• TASK TO COMPLETE: Copy each line that has the string "pattern" somewhere in it.

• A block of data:
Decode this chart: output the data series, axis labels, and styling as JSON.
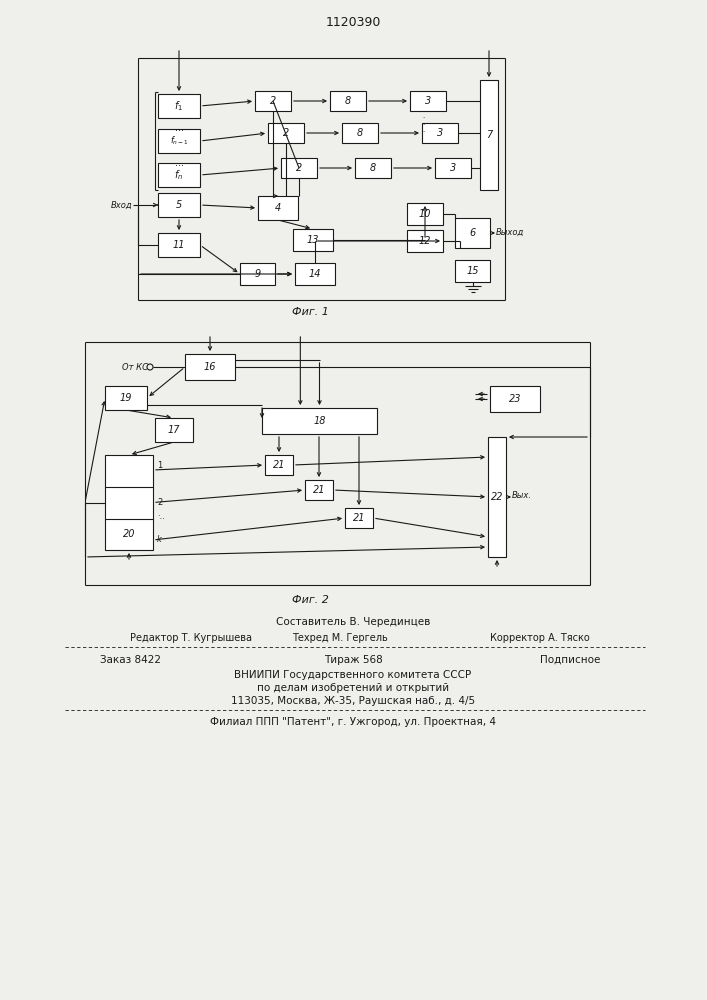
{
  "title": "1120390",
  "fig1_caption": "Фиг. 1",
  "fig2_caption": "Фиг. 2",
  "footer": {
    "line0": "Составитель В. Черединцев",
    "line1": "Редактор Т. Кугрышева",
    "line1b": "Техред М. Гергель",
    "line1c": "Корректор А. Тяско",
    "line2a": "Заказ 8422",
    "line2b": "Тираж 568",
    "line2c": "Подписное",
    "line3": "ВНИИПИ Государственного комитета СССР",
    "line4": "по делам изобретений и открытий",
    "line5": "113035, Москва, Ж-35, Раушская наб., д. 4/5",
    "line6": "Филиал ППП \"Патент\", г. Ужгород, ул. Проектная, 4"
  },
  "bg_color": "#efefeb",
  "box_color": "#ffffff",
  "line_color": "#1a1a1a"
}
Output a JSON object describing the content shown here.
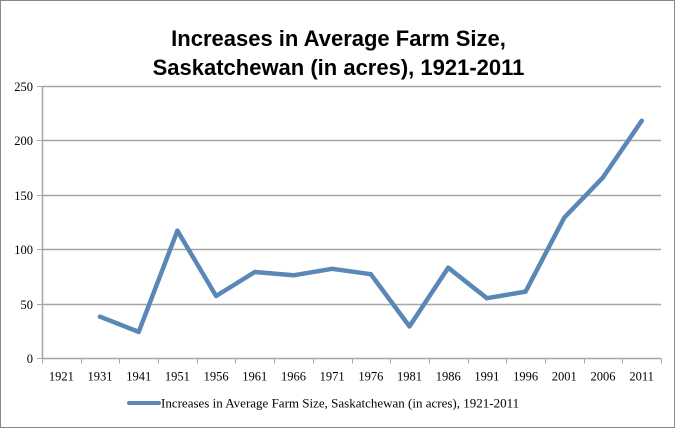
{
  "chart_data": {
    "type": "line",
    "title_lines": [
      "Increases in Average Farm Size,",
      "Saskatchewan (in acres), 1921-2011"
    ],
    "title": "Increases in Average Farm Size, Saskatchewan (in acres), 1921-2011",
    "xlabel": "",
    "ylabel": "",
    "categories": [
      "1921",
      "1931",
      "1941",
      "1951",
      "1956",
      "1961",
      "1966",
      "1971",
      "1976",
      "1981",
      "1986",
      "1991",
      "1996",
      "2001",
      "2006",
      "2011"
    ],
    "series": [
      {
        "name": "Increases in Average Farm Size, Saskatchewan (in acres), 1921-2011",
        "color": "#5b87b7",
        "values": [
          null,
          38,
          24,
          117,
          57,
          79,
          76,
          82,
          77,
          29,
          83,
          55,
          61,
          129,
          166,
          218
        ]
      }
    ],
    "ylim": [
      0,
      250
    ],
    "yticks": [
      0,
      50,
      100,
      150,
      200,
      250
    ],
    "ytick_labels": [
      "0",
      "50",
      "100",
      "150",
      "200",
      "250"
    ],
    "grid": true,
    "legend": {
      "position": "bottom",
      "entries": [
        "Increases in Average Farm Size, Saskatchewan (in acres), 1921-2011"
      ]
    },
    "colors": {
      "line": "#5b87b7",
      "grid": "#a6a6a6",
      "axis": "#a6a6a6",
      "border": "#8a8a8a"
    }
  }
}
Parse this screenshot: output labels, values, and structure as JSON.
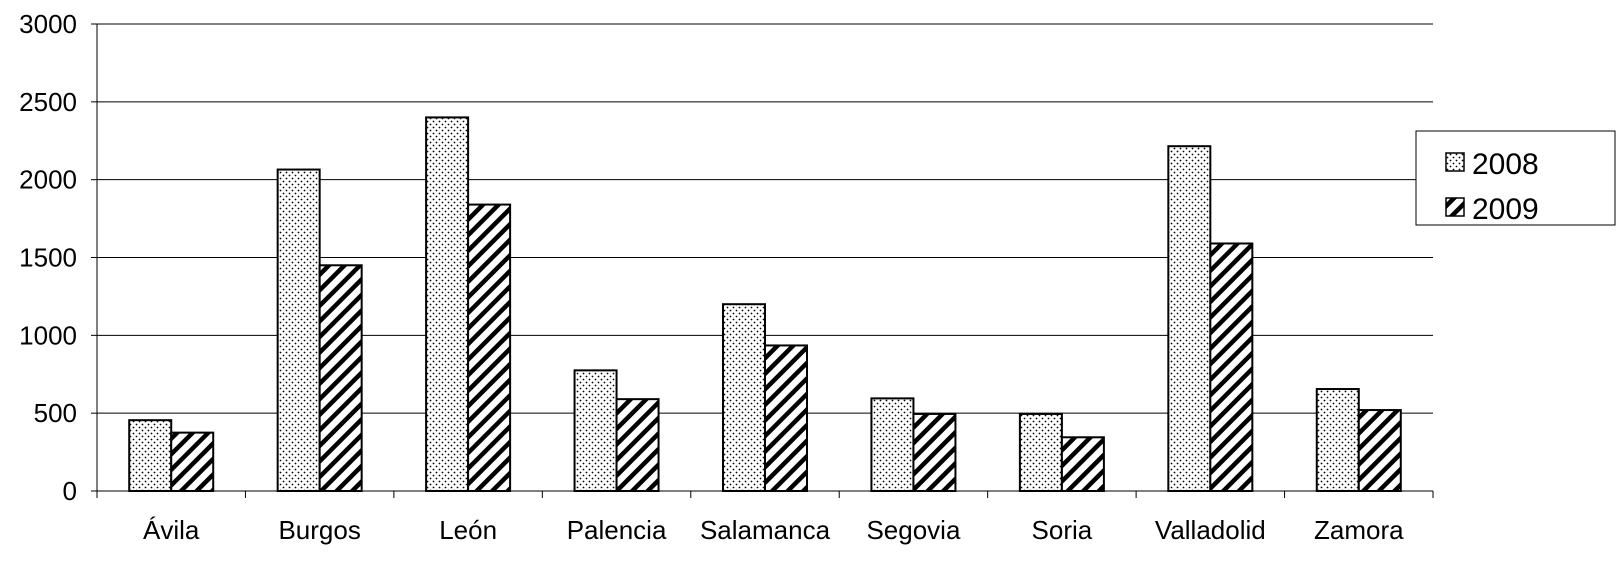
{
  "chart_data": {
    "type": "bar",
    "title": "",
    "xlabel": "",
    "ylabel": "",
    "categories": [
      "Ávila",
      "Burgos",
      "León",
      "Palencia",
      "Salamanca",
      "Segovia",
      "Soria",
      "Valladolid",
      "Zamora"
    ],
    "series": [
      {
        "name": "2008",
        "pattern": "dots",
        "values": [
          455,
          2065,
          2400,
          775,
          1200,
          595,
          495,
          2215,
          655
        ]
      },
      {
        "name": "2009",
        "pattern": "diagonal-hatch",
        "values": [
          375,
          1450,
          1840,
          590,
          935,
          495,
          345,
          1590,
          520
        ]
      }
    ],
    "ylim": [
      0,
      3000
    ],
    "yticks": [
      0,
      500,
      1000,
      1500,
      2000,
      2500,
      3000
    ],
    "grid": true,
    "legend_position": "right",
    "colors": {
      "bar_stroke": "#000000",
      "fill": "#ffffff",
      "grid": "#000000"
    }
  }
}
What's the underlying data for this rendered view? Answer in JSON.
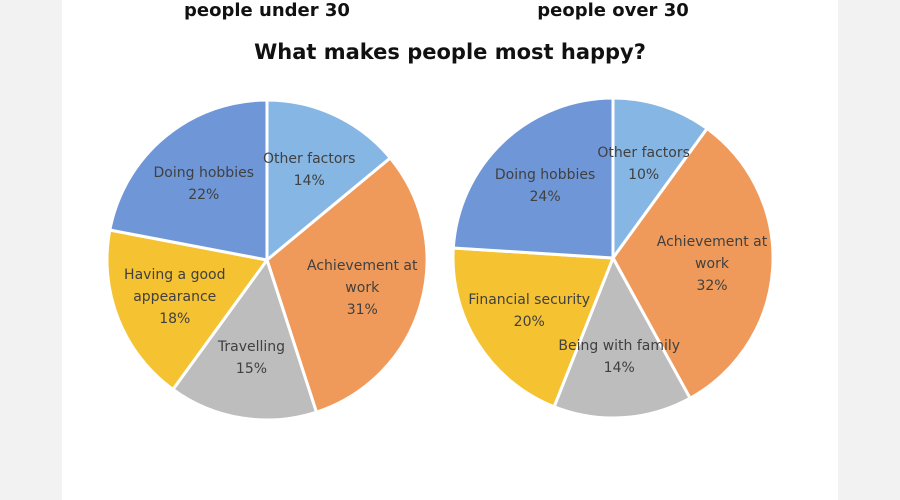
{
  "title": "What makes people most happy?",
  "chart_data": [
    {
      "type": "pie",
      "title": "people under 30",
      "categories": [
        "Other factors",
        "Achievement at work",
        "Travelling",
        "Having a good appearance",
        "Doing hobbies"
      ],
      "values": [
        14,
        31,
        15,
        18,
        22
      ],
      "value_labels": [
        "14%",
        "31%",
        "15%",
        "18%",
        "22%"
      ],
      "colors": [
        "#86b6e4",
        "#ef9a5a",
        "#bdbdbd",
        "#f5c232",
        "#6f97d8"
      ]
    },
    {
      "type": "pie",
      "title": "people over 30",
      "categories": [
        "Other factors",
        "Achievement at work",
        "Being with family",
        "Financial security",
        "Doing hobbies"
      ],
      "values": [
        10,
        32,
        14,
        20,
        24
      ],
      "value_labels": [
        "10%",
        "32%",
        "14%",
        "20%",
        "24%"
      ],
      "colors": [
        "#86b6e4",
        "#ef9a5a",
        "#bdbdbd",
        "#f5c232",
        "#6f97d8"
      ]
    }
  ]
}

• ANSWER:
        "pattern": "dots",
        "pattern": "diagonal-hatch",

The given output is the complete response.